**Task brief**.
Write out every entry exactly as it stands.

**Entries supplied**.

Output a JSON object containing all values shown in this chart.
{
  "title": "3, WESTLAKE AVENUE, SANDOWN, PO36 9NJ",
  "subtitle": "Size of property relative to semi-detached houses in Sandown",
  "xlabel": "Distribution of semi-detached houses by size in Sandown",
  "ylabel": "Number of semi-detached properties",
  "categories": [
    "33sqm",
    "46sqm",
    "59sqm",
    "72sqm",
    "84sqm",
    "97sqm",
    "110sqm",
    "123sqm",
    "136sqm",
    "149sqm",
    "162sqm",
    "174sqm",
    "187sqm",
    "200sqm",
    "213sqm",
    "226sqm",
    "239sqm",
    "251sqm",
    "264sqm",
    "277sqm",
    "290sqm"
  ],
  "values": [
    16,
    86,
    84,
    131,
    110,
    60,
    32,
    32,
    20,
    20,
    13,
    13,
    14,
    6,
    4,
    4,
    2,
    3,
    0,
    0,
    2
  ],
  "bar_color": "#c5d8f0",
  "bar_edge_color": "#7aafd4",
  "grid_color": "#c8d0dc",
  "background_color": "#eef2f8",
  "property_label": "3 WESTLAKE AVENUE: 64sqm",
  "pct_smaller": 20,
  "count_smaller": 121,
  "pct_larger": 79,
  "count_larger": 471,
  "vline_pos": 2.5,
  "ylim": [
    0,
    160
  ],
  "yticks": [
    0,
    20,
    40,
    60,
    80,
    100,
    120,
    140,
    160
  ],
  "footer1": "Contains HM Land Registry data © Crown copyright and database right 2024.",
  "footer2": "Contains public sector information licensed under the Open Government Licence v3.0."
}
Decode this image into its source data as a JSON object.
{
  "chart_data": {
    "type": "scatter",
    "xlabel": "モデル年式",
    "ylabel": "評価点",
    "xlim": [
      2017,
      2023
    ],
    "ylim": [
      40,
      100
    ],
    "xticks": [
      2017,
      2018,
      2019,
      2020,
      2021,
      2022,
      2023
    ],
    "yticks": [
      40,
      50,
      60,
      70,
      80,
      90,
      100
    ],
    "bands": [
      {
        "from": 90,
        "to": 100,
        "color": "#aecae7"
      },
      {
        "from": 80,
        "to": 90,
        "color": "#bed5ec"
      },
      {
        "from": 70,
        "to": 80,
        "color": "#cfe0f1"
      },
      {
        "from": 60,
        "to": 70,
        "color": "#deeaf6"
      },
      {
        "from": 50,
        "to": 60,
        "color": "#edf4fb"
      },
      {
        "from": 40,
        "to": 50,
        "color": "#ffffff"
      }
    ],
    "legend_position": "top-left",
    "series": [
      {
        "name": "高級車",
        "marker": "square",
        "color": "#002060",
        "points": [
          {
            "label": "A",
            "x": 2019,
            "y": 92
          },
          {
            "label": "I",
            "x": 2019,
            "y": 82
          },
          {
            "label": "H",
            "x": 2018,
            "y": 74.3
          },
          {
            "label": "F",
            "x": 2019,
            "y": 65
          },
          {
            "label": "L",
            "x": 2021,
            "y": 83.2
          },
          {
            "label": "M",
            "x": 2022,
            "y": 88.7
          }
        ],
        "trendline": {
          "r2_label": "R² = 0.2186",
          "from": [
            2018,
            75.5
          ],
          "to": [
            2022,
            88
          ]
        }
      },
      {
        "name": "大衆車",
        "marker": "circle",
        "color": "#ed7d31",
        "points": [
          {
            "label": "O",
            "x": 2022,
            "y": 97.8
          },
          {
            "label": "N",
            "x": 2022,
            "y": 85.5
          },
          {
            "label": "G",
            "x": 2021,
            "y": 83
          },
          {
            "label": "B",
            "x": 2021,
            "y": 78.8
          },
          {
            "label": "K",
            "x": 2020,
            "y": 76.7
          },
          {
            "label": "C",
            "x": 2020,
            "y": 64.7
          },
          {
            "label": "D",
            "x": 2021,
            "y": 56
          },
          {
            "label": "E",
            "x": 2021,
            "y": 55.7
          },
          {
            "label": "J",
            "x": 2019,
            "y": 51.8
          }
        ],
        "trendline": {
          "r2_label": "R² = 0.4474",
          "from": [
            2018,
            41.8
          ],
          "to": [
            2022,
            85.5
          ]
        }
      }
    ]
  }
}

**Solution**.
Output a JSON object containing all values shown in this chart.
{
  "title": "3, WESTLAKE AVENUE, SANDOWN, PO36 9NJ",
  "subtitle": "Size of property relative to semi-detached houses in Sandown",
  "xlabel": "Distribution of semi-detached houses by size in Sandown",
  "ylabel": "Number of semi-detached properties",
  "categories": [
    "33sqm",
    "46sqm",
    "59sqm",
    "72sqm",
    "84sqm",
    "97sqm",
    "110sqm",
    "123sqm",
    "136sqm",
    "149sqm",
    "162sqm",
    "174sqm",
    "187sqm",
    "200sqm",
    "213sqm",
    "226sqm",
    "239sqm",
    "251sqm",
    "264sqm",
    "277sqm",
    "290sqm"
  ],
  "values": [
    16,
    86,
    84,
    131,
    110,
    60,
    32,
    32,
    20,
    20,
    13,
    13,
    14,
    6,
    4,
    4,
    2,
    3,
    0,
    0,
    2
  ],
  "bar_color": "#c5d8f0",
  "bar_edge_color": "#7aafd4",
  "grid_color": "#c8d0dc",
  "background_color": "#eef2f8",
  "property_label": "3 WESTLAKE AVENUE: 64sqm",
  "pct_smaller": 20,
  "count_smaller": 121,
  "pct_larger": 79,
  "count_larger": 471,
  "vline_pos": 2.5,
  "ylim": [
    0,
    160
  ],
  "yticks": [
    0,
    20,
    40,
    60,
    80,
    100,
    120,
    140,
    160
  ],
  "footer1": "Contains HM Land Registry data © Crown copyright and database right 2024.",
  "footer2": "Contains public sector information licensed under the Open Government Licence v3.0."
}
Decode this image into its source data as a JSON object.
{
  "chart_data": {
    "type": "scatter",
    "xlabel": "モデル年式",
    "ylabel": "評価点",
    "xlim": [
      2017,
      2023
    ],
    "ylim": [
      40,
      100
    ],
    "xticks": [
      2017,
      2018,
      2019,
      2020,
      2021,
      2022,
      2023
    ],
    "yticks": [
      40,
      50,
      60,
      70,
      80,
      90,
      100
    ],
    "bands": [
      {
        "from": 90,
        "to": 100,
        "color": "#aecae7"
      },
      {
        "from": 80,
        "to": 90,
        "color": "#bed5ec"
      },
      {
        "from": 70,
        "to": 80,
        "color": "#cfe0f1"
      },
      {
        "from": 60,
        "to": 70,
        "color": "#deeaf6"
      },
      {
        "from": 50,
        "to": 60,
        "color": "#edf4fb"
      },
      {
        "from": 40,
        "to": 50,
        "color": "#ffffff"
      }
    ],
    "legend_position": "top-left",
    "series": [
      {
        "name": "高級車",
        "marker": "square",
        "color": "#002060",
        "points": [
          {
            "label": "A",
            "x": 2019,
            "y": 92
          },
          {
            "label": "I",
            "x": 2019,
            "y": 82
          },
          {
            "label": "H",
            "x": 2018,
            "y": 74.3
          },
          {
            "label": "F",
            "x": 2019,
            "y": 65
          },
          {
            "label": "L",
            "x": 2021,
            "y": 83.2
          },
          {
            "label": "M",
            "x": 2022,
            "y": 88.7
          }
        ],
        "trendline": {
          "r2_label": "R² = 0.2186",
          "from": [
            2018,
            75.5
          ],
          "to": [
            2022,
            88
          ]
        }
      },
      {
        "name": "大衆車",
        "marker": "circle",
        "color": "#ed7d31",
        "points": [
          {
            "label": "O",
            "x": 2022,
            "y": 97.8
          },
          {
            "label": "N",
            "x": 2022,
            "y": 85.5
          },
          {
            "label": "G",
            "x": 2021,
            "y": 83
          },
          {
            "label": "B",
            "x": 2021,
            "y": 78.8
          },
          {
            "label": "K",
            "x": 2020,
            "y": 76.7
          },
          {
            "label": "C",
            "x": 2020,
            "y": 64.7
          },
          {
            "label": "D",
            "x": 2021,
            "y": 56
          },
          {
            "label": "E",
            "x": 2021,
            "y": 55.7
          },
          {
            "label": "J",
            "x": 2019,
            "y": 51.8
          }
        ],
        "trendline": {
          "r2_label": "R² = 0.4474",
          "from": [
            2018,
            41.8
          ],
          "to": [
            2022,
            85.5
          ]
        }
      }
    ]
  }
}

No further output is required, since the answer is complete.